▶ _INPUT FOR THIS TASK_
---------------

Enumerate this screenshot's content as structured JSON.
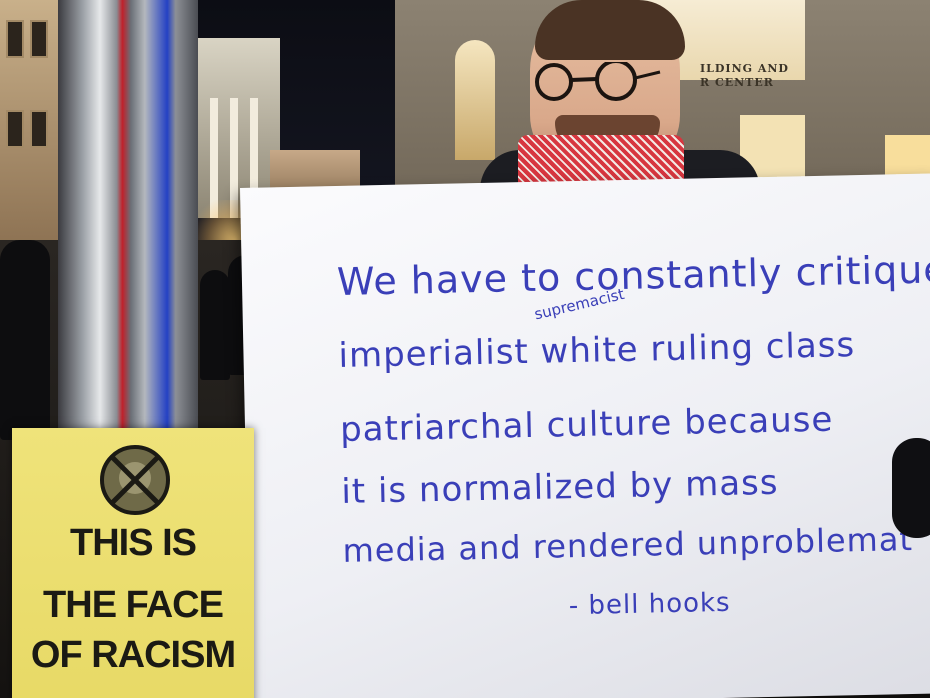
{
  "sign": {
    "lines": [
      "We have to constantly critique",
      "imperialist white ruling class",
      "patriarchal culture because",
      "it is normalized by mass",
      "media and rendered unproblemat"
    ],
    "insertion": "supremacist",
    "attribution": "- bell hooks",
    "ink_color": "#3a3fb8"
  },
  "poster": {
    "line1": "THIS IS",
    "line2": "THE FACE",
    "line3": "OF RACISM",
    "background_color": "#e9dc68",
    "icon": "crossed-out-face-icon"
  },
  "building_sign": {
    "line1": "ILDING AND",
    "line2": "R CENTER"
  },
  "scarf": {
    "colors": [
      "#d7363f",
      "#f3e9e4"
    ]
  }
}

---------------

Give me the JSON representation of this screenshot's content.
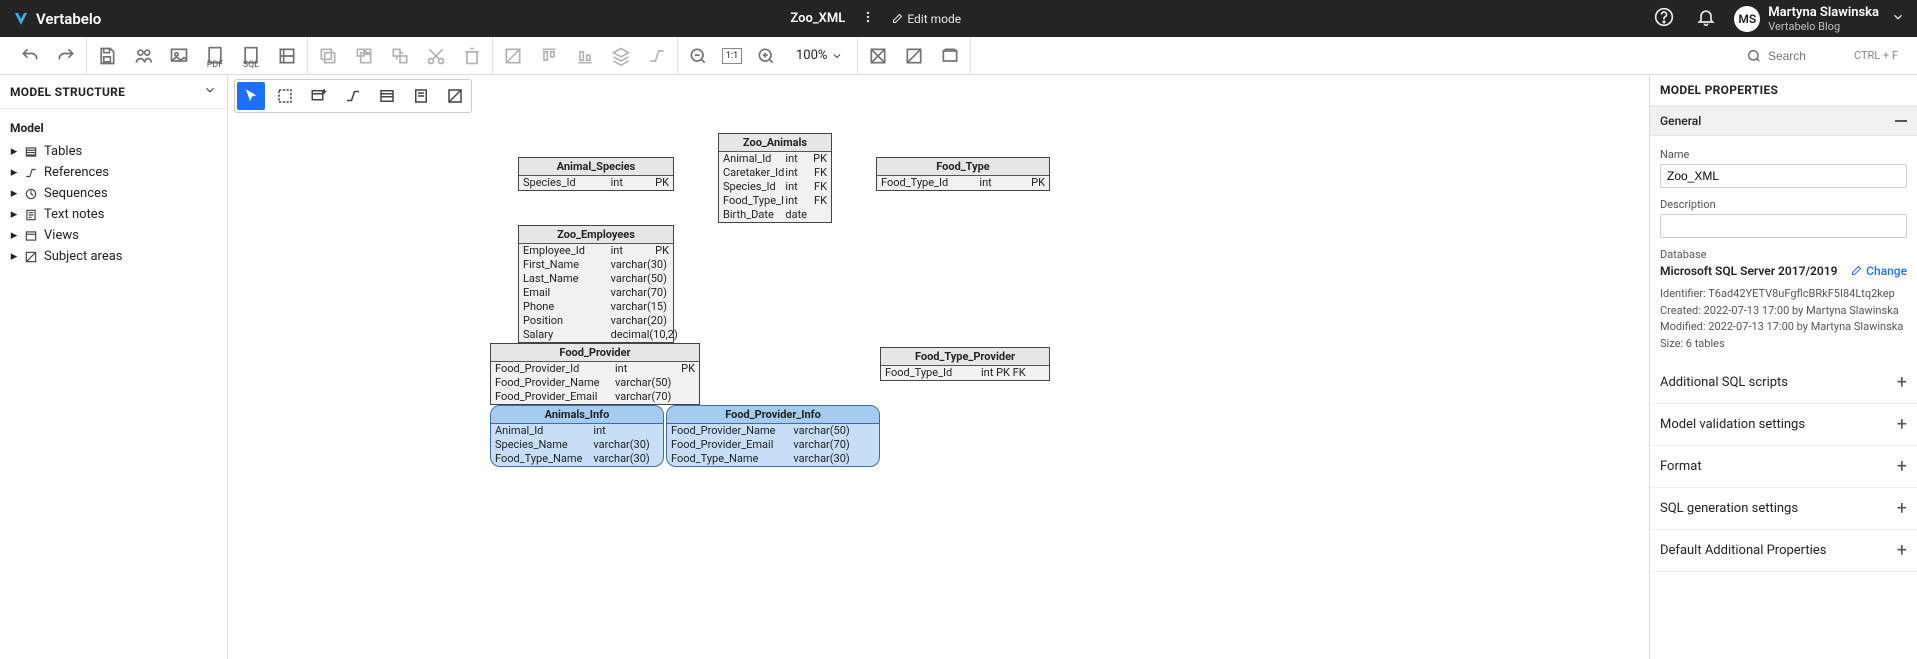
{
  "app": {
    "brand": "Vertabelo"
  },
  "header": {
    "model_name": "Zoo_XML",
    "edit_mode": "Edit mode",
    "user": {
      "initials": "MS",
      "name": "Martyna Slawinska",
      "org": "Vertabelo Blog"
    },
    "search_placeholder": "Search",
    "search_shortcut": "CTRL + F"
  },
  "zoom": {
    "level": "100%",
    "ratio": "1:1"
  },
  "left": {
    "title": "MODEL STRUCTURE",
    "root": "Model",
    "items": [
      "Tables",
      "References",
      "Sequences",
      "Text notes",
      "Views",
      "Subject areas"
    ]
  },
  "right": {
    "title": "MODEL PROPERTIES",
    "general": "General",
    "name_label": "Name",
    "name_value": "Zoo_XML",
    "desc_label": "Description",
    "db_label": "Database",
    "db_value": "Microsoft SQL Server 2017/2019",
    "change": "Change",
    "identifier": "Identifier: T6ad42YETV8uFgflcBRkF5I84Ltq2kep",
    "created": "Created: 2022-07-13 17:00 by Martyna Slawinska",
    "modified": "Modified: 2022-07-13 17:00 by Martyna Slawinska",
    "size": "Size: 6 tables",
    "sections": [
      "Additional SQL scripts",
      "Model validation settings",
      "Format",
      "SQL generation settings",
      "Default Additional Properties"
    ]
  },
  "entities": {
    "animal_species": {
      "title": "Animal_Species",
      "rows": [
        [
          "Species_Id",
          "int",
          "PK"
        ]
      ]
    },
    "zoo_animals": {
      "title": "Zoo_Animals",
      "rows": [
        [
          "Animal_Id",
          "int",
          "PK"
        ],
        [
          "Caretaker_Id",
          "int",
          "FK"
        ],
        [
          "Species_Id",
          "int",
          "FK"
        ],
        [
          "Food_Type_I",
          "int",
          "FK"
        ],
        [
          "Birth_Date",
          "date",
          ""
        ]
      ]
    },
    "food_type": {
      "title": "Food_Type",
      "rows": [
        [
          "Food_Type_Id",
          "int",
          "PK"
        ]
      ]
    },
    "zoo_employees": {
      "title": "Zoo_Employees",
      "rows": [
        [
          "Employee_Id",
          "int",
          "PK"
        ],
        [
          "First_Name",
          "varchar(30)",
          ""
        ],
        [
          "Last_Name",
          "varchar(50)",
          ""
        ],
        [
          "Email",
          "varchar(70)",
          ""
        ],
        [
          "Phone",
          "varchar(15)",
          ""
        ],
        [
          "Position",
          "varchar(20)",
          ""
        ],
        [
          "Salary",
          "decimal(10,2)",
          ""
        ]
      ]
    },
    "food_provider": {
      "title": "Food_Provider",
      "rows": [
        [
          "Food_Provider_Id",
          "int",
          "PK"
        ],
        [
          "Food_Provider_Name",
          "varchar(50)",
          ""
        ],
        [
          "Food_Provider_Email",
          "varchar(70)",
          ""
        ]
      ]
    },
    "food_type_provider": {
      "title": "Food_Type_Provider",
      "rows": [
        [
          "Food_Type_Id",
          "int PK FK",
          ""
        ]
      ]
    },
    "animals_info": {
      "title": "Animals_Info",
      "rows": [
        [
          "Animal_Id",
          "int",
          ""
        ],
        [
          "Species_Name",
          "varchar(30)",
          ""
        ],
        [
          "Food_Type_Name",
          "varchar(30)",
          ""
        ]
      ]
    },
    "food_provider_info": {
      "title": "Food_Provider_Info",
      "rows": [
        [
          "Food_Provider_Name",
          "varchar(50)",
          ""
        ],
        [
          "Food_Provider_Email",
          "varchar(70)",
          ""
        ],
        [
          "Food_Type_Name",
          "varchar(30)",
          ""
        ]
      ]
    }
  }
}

---------------

▶ _TASK DIRECTIONS_
Out of the material above, select every line that holds the string "content".

▶ _REPLY TO THE EXERCISE_
Enumerate this screenshot's content as structured JSON.
Give me the JSON representation of this screenshot's content.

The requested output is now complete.